▶ [WORK TO DO] Copy the data below exactly, omitting any picture it contains.

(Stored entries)
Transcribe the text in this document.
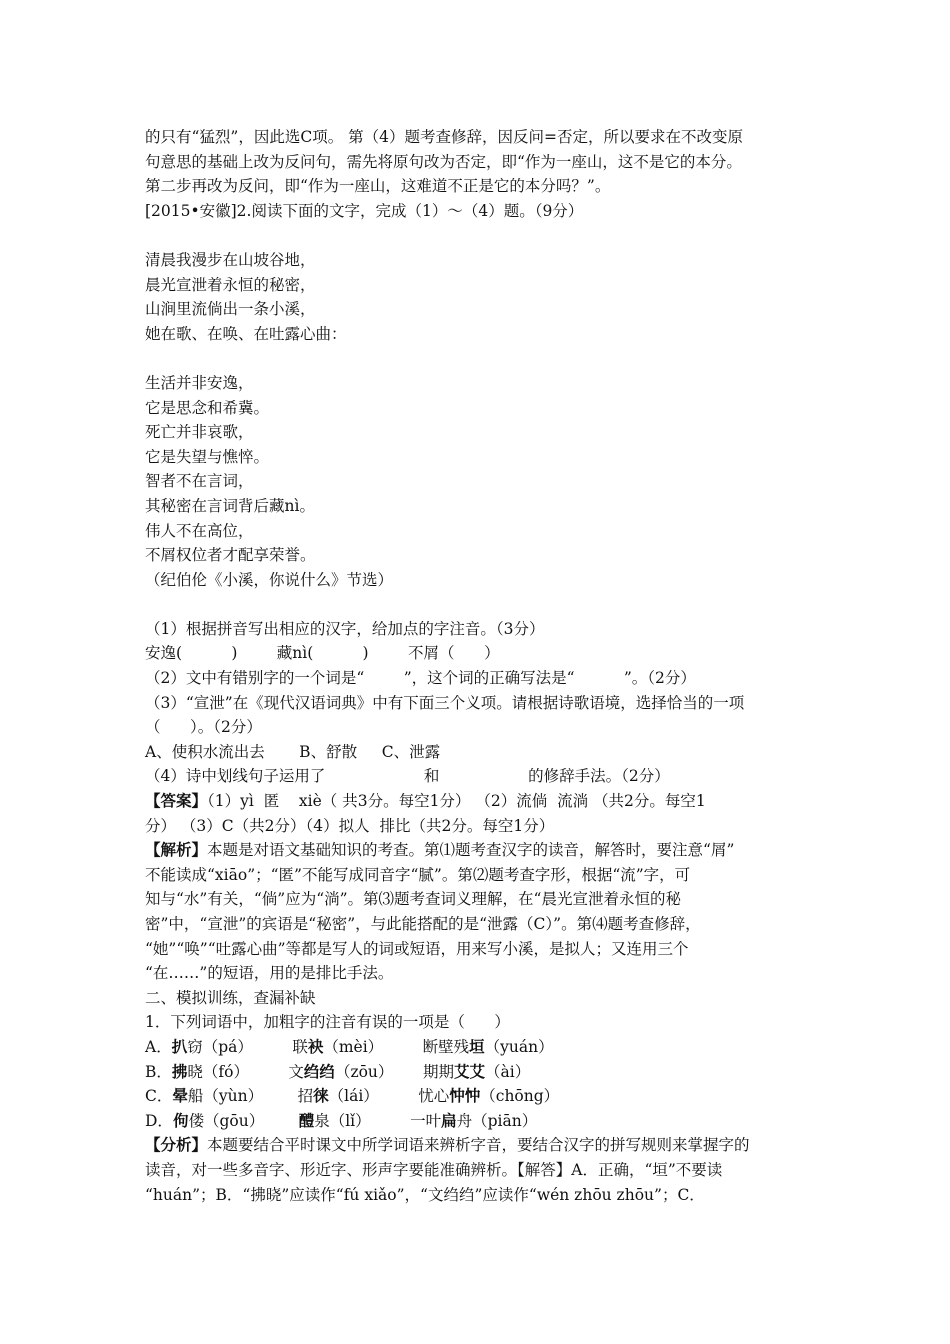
的只有“猛烈”，因此选C项。 第（4）题考查修辞，因反问=否定，所以要求在不改变原
句意思的基础上改为反问句，需先将原句改为否定，即“作为一座山，这不是它的本分。
第二步再改为反问，即“作为一座山，这难道不正是它的本分吗？”。
[2015•安徽]2.阅读下面的文字，完成（1）～（4）题。（9分）
清晨我漫步在山坡谷地，
晨光宣泄着永恒的秘密，
山涧里流倘出一条小溪，
她在歌、在唤、在吐露心曲：
生活并非安逸，
它是思念和希冀。
死亡并非哀歌，
它是失望与憔悴。
智者不在言词，
其秘密在言词背后藏nì。
伟人不在高位，
不屑权位者才配享荣誉。
（纪伯伦《小溪，你说什么》节选）
（1）根据拼音写出相应的汉字，给加点的字注音。（3分）
安逸(          )        藏nì(          )        不屑（      ）
（2）文中有错别字的一个词是“        ”，这个词的正确写法是“          ”。（2分）
（3）“宣泄”在《现代汉语词典》中有下面三个义项。请根据诗歌语境，选择恰当的一项
（      ）。（2分）
A、使积水流出去       B、舒散     C、泄露
（4）诗中划线句子运用了                    和                  的修辞手法。（2分）
【答案】（1）yì  匿    xiè（ 共3分。每空1分） （2）流倘  流淌 （共2分。每空1
分） （3）C（共2分）（4）拟人  排比（共2分。每空1分）
【解析】本题是对语文基础知识的考查。第⑴题考查汉字的读音，解答时，要注意“屑”
不能读成“xiāo”；“匿”不能写成同音字“腻”。第⑵题考查字形，根据“流”字，可
知与“水”有关，“倘”应为“淌”。第⑶题考查词义理解，在“晨光宣泄着永恒的秘
密”中，“宣泄”的宾语是“秘密”，与此能搭配的是“泄露（C）”。第⑷题考查修辞，
“她”“唤”“吐露心曲”等都是写人的词或短语，用来写小溪，是拟人；又连用三个
“在……”的短语，用的是排比手法。
二、模拟训练，查漏补缺
1．下列词语中，加粗字的注音有误的一项是（      ）
A．扒窃（pá）	联袂（mèi）	断壁残垣（yuán）
B．拂晓（fó）	文绉绉（zōu） 期期艾艾（ài）
C．晕船（yùn） 招徕（lái）	忧心忡忡（chōng）
D．佝偻（gōu） 醴泉（lǐ）	一叶扁舟（piān）
【分析】本题要结合平时课文中所学词语来辨析字音，要结合汉字的拼写规则来掌握字的
读音，对一些多音字、形近字、形声字要能准确辨析。【解答】A．正确，“垣”不要读
“huán”；B．“拂晓”应读作“fú xiǎo”，“文绉绉”应读作“wén zhōu zhōu”；C．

▶ [EXERCISE OUTPUT]
Transcribe the text in this document.
的只有“猛烈”，因此选C项。 第（4）题考查修辞，因反问=否定，所以要求在不改变原
句意思的基础上改为反问句，需先将原句改为否定，即“作为一座山，这不是它的本分。
第二步再改为反问，即“作为一座山，这难道不正是它的本分吗？”。
[2015•安徽]2.阅读下面的文字，完成（1）～（4）题。（9分）
清晨我漫步在山坡谷地，
晨光宣泄着永恒的秘密，
山涧里流倘出一条小溪，
她在歌、在唤、在吐露心曲：
生活并非安逸，
它是思念和希冀。
死亡并非哀歌，
它是失望与憔悴。
智者不在言词，
其秘密在言词背后藏nì。
伟人不在高位，
不屑权位者才配享荣誉。
（纪伯伦《小溪，你说什么》节选）
（1）根据拼音写出相应的汉字，给加点的字注音。（3分）
安逸(          )        藏nì(          )        不屑（      ）
（2）文中有错别字的一个词是“        ”，这个词的正确写法是“          ”。（2分）
（3）“宣泄”在《现代汉语词典》中有下面三个义项。请根据诗歌语境，选择恰当的一项
（      ）。（2分）
A、使积水流出去       B、舒散     C、泄露
（4）诗中划线句子运用了                    和                  的修辞手法。（2分）
【答案】（1）yì  匿    xiè（ 共3分。每空1分） （2）流倘  流淌 （共2分。每空1
分） （3）C（共2分）（4）拟人  排比（共2分。每空1分）
【解析】本题是对语文基础知识的考查。第⑴题考查汉字的读音，解答时，要注意“屑”
不能读成“xiāo”；“匿”不能写成同音字“腻”。第⑵题考查字形，根据“流”字，可
知与“水”有关，“倘”应为“淌”。第⑶题考查词义理解，在“晨光宣泄着永恒的秘
密”中，“宣泄”的宾语是“秘密”，与此能搭配的是“泄露（C）”。第⑷题考查修辞，
“她”“唤”“吐露心曲”等都是写人的词或短语，用来写小溪，是拟人；又连用三个
“在……”的短语，用的是排比手法。
二、模拟训练，查漏补缺
1．下列词语中，加粗字的注音有误的一项是（      ）
A．扒窃（pá）	联袂（mèi）	断壁残垣（yuán）
B．拂晓（fó）	文绉绉（zōu） 期期艾艾（ài）
C．晕船（yùn） 招徕（lái）	忧心忡忡（chōng）
D．佝偻（gōu） 醴泉（lǐ）	一叶扁舟（piān）
【分析】本题要结合平时课文中所学词语来辨析字音，要结合汉字的拼写规则来掌握字的
读音，对一些多音字、形近字、形声字要能准确辨析。【解答】A．正确，“垣”不要读
“huán”；B．“拂晓”应读作“fú xiǎo”，“文绉绉”应读作“wén zhōu zhōu”；C．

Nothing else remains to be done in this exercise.